Work out how many lines include "specifically" and answer with that number only.

>>

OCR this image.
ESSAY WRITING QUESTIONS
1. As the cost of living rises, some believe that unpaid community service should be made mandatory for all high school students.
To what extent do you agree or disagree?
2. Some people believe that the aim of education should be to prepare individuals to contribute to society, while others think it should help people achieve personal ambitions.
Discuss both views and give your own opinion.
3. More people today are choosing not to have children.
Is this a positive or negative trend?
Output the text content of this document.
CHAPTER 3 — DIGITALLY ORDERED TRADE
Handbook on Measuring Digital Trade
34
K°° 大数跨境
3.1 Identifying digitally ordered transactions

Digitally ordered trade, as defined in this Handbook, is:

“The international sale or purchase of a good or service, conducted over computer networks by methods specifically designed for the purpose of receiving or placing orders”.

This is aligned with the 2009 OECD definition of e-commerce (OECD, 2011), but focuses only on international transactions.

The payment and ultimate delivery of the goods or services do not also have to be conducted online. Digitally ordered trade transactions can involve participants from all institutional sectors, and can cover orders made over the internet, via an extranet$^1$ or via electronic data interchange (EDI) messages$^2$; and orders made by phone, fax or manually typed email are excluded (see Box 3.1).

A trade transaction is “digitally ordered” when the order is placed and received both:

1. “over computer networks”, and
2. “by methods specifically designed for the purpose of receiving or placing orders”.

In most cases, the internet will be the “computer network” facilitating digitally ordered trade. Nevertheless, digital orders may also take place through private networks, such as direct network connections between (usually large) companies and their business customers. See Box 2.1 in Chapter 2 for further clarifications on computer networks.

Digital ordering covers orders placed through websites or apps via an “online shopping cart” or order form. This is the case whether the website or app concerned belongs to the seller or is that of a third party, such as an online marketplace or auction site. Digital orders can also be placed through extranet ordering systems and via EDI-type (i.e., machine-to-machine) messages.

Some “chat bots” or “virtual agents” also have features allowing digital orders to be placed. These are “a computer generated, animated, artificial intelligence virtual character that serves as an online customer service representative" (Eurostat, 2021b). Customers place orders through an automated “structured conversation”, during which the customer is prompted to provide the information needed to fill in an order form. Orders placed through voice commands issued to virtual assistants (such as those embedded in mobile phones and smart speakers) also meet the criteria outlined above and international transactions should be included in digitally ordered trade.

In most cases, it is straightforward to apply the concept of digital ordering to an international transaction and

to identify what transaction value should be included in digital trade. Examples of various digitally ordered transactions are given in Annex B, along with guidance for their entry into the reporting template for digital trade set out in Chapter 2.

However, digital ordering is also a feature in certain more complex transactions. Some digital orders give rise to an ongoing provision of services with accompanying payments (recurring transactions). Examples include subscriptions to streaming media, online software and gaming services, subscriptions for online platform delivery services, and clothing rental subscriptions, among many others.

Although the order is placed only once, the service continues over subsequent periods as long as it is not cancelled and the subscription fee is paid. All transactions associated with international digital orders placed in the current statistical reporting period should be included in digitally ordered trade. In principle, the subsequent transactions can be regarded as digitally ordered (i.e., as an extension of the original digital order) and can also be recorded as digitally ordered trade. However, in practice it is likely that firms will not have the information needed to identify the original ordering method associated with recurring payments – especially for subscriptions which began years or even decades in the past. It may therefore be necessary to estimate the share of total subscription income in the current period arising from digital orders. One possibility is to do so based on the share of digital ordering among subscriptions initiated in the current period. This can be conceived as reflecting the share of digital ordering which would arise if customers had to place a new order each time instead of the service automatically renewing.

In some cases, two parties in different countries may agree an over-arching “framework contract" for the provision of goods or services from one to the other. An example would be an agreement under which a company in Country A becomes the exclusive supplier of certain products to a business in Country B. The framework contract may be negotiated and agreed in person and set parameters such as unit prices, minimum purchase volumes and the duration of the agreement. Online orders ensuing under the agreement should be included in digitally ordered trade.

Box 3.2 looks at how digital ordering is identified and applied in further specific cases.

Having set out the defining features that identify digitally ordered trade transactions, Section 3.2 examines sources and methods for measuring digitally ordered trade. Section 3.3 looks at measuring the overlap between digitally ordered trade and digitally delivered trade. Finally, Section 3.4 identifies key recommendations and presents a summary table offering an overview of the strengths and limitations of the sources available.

<<

*Expected output*:
2